* **SHORT PROBLEM**:
Scan the following material for the string "this" and copy each line in which it appears.

======== DATA LINES ========

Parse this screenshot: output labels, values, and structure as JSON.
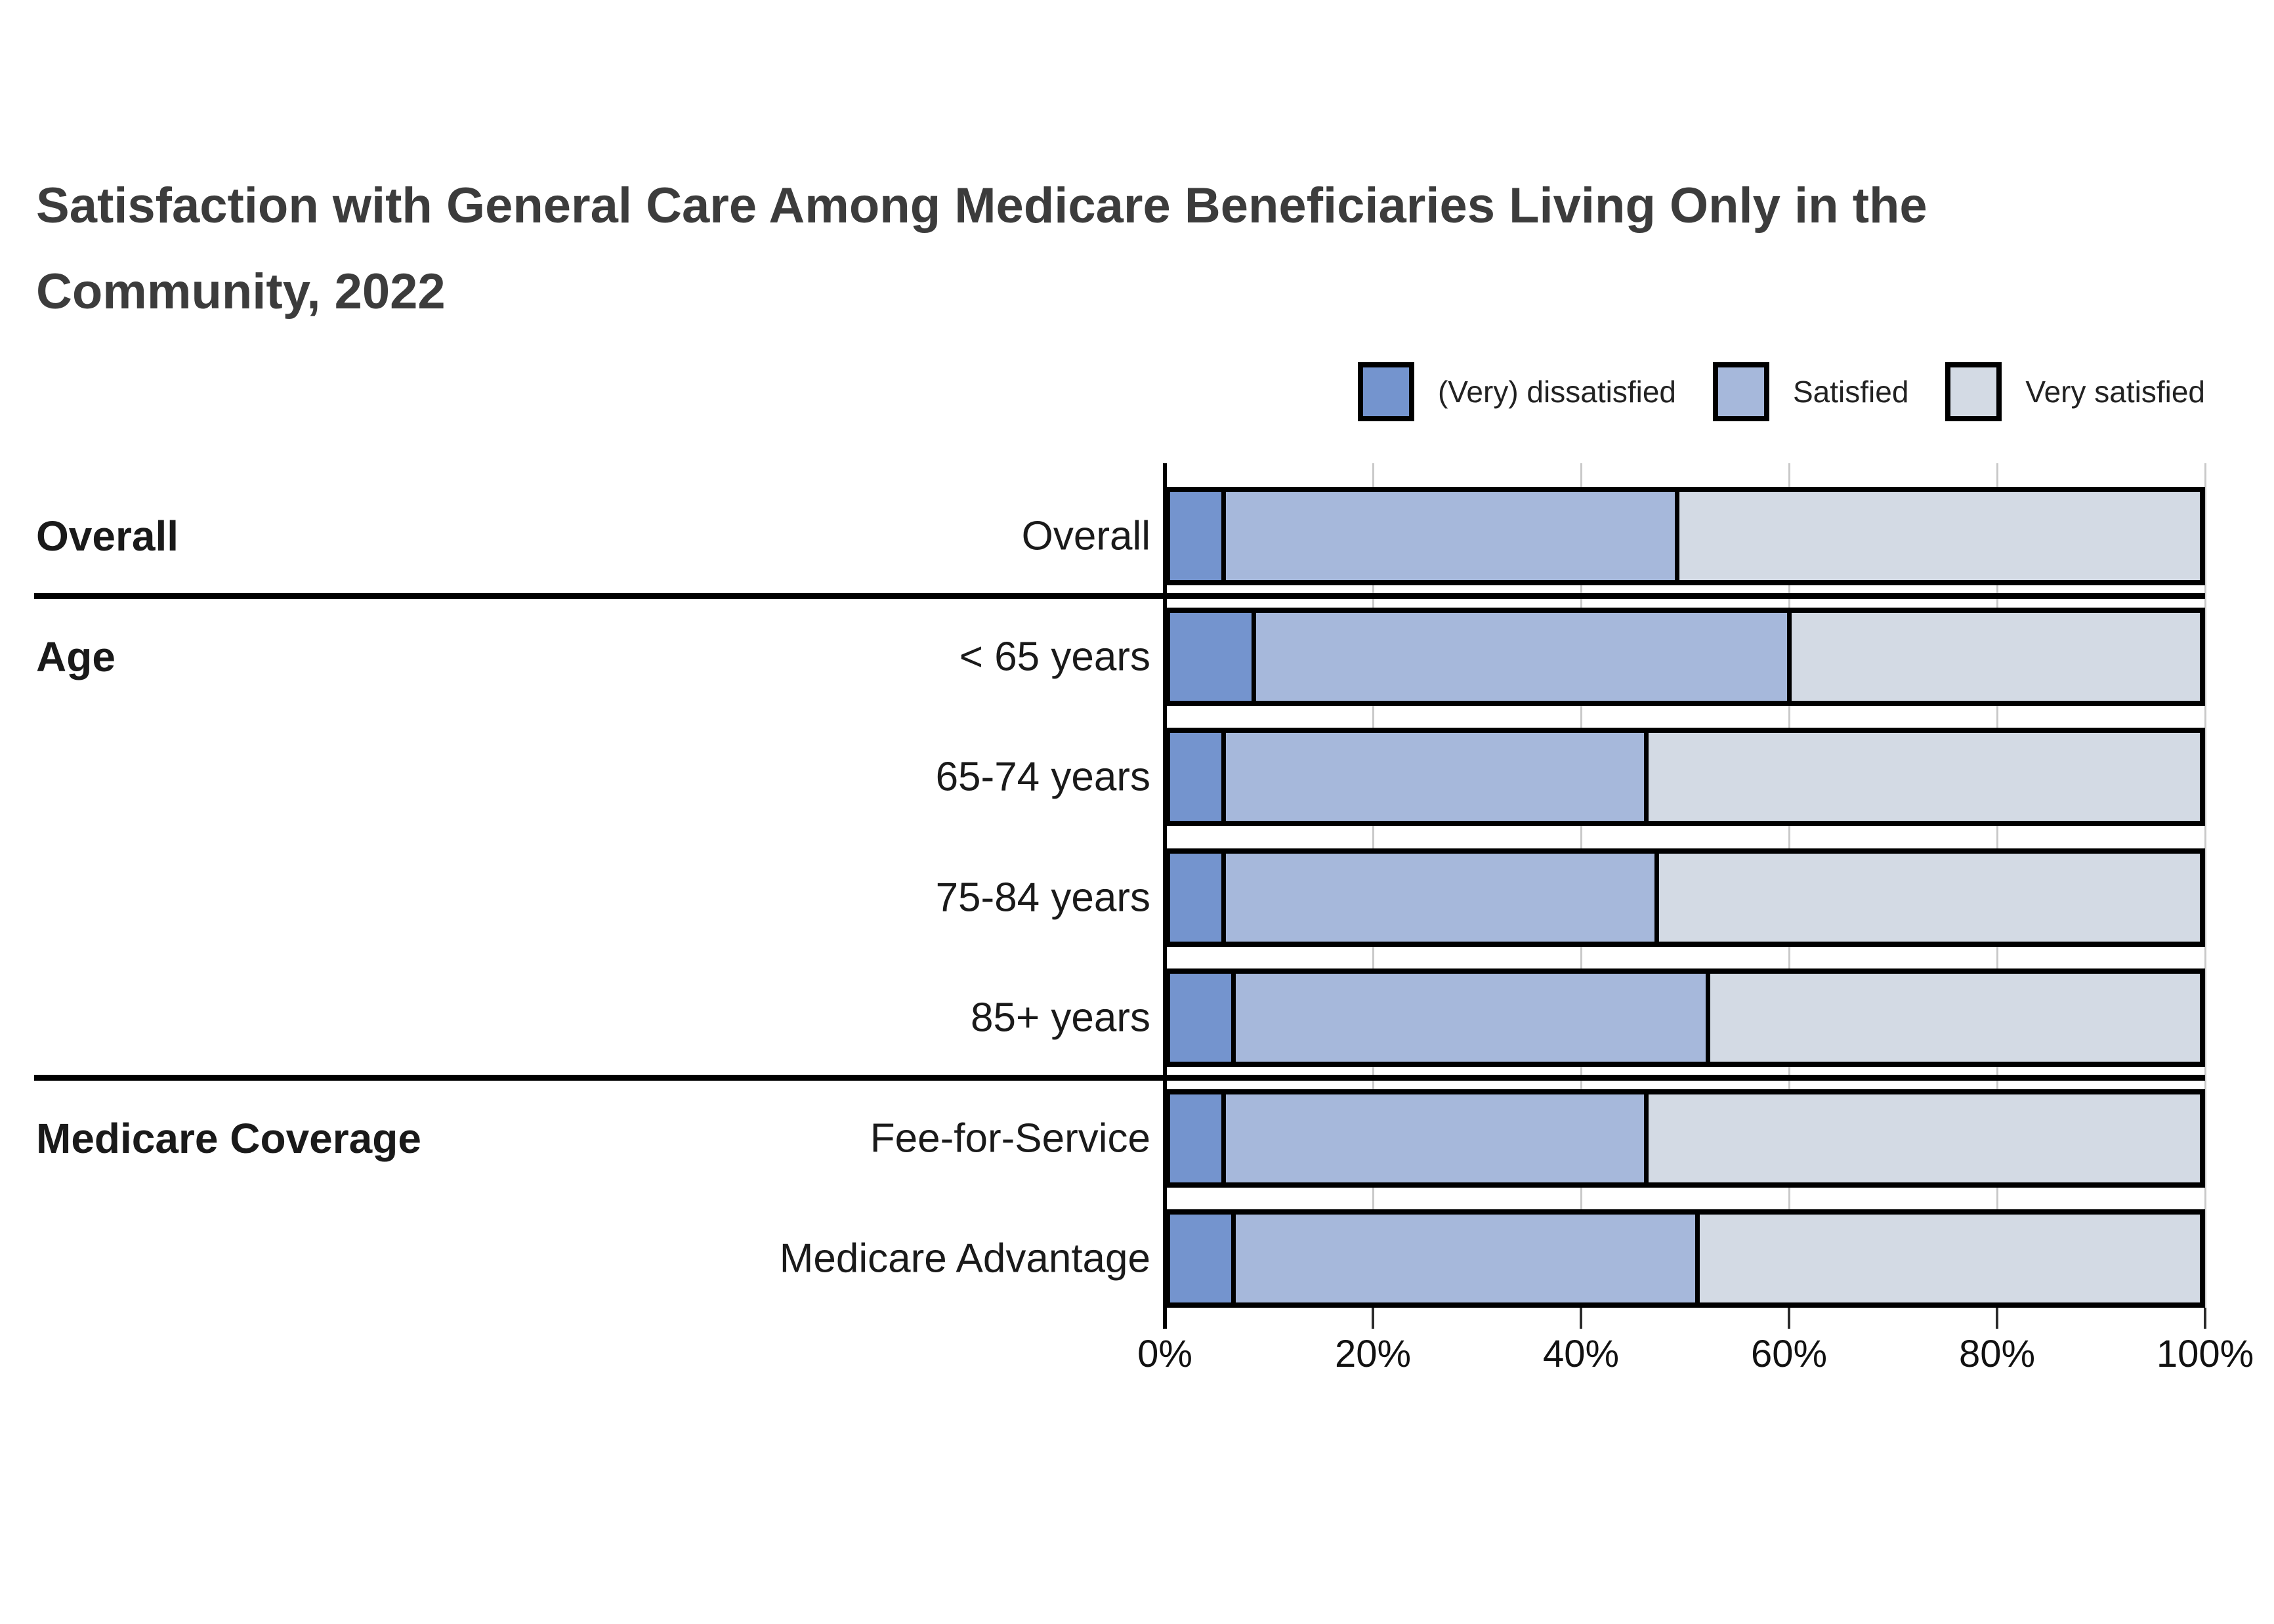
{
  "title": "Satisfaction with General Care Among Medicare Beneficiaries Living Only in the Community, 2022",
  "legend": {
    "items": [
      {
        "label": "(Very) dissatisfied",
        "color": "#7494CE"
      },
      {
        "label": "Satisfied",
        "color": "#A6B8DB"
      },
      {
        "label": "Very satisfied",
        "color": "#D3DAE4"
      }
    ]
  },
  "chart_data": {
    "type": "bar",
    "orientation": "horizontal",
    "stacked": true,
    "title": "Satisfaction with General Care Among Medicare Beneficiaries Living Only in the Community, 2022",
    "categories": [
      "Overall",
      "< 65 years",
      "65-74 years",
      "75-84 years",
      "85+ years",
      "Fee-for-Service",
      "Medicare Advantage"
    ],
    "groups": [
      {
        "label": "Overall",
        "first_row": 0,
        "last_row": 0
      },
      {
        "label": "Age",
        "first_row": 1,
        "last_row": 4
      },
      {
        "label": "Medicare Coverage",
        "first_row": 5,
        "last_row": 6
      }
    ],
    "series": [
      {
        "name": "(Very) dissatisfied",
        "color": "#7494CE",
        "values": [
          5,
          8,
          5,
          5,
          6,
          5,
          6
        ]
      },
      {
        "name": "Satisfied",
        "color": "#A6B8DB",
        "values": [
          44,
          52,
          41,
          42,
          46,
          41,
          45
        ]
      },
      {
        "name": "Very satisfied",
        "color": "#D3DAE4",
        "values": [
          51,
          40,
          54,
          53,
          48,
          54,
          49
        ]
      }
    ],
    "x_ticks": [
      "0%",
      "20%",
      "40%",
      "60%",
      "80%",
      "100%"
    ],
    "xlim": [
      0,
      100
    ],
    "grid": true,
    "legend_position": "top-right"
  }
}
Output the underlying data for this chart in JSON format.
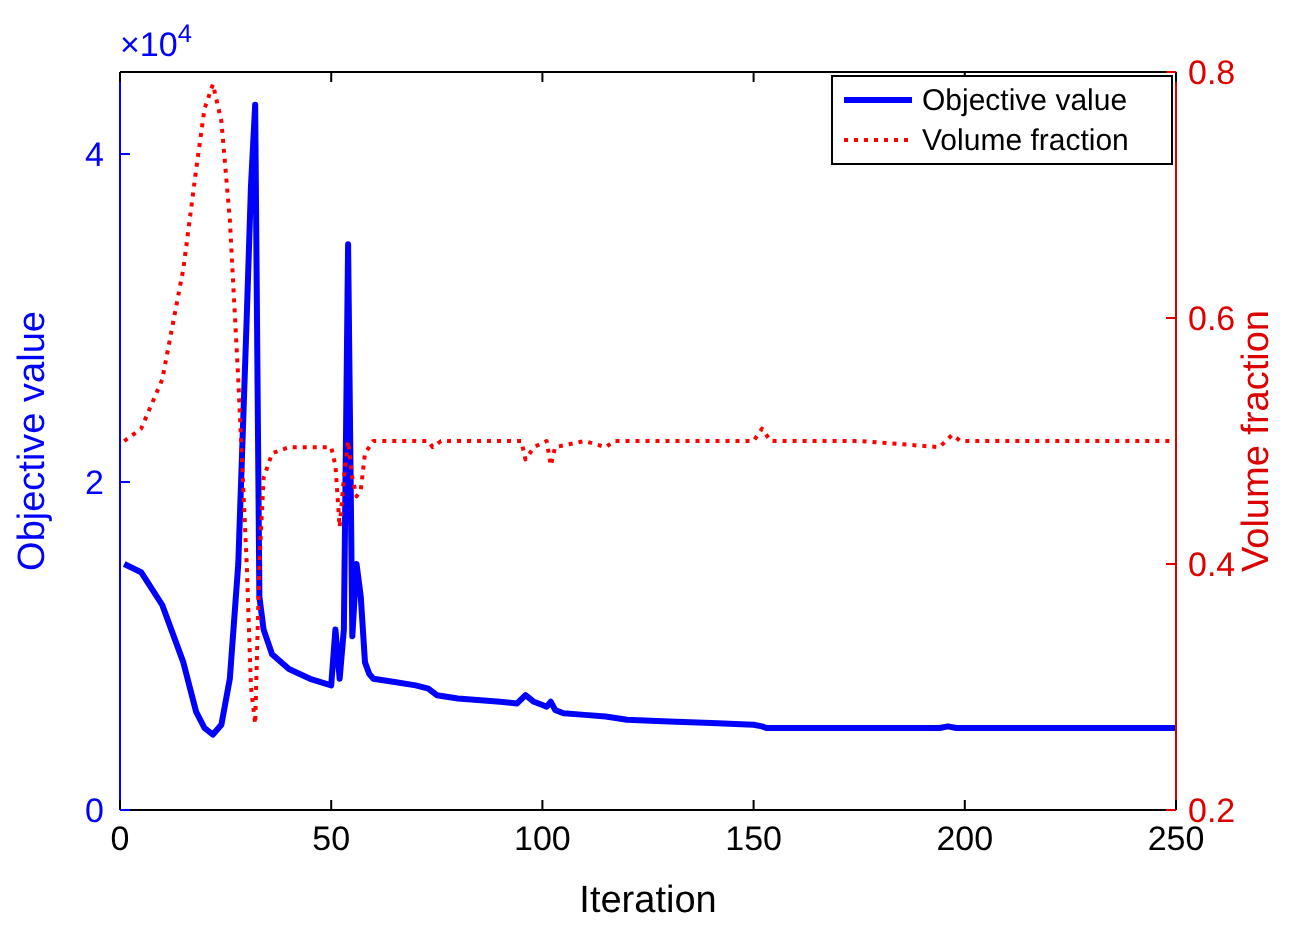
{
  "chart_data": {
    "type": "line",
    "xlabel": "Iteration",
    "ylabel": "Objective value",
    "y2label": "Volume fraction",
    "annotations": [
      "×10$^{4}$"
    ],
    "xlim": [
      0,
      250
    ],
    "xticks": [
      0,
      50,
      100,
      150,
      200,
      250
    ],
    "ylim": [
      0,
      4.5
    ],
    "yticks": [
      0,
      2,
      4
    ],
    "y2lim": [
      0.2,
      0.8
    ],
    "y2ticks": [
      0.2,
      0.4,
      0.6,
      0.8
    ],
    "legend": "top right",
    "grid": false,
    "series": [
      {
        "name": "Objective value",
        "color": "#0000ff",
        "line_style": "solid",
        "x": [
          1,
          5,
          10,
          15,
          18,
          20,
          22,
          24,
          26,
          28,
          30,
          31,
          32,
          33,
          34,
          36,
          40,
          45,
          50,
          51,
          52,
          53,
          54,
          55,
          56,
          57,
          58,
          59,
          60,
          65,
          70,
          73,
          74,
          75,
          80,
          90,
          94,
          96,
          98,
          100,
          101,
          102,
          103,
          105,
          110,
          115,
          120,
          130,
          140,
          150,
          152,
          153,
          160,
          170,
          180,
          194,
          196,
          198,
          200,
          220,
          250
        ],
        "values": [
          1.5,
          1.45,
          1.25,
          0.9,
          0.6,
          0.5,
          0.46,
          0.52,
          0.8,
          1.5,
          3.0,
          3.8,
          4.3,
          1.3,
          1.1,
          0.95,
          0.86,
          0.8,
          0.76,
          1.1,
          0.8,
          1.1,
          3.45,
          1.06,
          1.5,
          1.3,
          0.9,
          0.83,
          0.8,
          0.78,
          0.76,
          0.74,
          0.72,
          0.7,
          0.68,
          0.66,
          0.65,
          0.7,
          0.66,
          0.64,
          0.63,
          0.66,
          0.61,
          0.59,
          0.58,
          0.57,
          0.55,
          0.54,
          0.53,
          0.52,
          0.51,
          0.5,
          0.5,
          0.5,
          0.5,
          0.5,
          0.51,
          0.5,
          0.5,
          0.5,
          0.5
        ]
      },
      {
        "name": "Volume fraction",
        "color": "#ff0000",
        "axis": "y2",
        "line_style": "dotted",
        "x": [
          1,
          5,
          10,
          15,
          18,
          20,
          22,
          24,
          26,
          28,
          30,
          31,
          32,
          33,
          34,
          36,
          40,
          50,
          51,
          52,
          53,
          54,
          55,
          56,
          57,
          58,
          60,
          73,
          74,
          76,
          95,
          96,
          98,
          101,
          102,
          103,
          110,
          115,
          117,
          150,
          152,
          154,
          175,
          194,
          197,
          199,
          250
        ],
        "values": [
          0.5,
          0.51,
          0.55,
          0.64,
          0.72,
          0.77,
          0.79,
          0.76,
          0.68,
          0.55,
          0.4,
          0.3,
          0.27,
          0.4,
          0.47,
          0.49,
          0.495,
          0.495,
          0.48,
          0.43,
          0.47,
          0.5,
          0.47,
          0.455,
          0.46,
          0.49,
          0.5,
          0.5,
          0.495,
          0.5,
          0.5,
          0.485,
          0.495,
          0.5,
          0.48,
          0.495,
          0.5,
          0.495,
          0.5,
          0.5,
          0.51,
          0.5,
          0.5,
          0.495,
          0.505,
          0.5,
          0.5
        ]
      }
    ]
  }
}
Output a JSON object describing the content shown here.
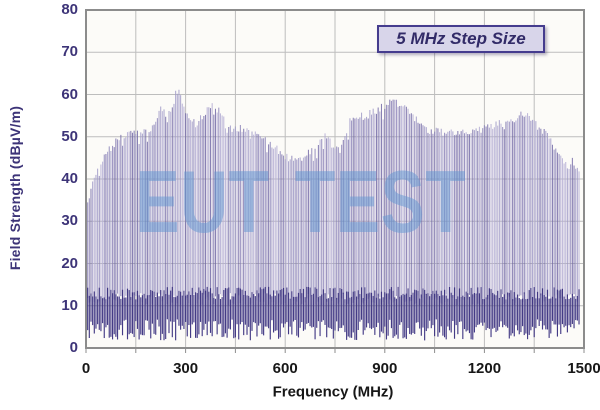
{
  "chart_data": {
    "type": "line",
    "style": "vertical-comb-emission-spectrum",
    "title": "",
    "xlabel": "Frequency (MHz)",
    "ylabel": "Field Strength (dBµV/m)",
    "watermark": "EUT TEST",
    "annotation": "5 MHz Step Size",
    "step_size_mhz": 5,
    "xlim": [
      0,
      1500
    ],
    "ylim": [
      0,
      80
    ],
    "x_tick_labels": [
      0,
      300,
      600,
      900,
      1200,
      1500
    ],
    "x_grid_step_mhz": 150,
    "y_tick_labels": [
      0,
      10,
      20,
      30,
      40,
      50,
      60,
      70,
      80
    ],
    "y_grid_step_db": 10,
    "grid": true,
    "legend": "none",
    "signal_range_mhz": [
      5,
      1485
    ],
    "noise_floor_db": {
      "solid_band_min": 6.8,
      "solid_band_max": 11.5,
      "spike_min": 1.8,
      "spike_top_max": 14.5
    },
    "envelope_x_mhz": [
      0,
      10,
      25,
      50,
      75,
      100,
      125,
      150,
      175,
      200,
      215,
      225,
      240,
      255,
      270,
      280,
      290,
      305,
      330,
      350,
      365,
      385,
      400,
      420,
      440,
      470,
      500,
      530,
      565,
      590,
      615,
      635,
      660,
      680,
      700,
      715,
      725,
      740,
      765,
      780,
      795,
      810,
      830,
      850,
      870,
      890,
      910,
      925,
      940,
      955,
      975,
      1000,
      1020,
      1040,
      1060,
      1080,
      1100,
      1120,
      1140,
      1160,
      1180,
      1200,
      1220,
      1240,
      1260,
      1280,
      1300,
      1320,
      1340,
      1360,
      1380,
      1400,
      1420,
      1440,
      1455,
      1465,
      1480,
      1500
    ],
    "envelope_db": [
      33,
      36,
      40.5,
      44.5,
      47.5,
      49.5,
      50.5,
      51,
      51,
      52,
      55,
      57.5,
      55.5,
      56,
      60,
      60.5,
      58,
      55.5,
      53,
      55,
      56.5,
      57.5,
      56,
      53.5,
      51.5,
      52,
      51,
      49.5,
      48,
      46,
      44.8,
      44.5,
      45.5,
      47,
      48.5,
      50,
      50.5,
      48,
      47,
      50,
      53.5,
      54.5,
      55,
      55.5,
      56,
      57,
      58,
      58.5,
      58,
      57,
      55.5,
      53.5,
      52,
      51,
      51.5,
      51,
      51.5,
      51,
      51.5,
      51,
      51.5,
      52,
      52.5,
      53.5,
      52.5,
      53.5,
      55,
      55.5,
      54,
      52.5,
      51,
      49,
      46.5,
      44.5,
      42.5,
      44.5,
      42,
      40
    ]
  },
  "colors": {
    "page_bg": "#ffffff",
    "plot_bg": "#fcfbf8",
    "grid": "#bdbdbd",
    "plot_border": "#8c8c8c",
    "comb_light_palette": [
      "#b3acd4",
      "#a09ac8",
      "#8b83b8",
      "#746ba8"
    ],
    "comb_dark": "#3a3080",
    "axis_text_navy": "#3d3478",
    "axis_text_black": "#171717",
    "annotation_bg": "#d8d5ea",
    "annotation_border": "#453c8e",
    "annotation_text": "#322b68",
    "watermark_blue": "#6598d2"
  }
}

========

* **TASK RESPONSE**:
Parse this screenshot: output labels, values, and structure as JSON.
Output the underlying data for this chart in JSON format.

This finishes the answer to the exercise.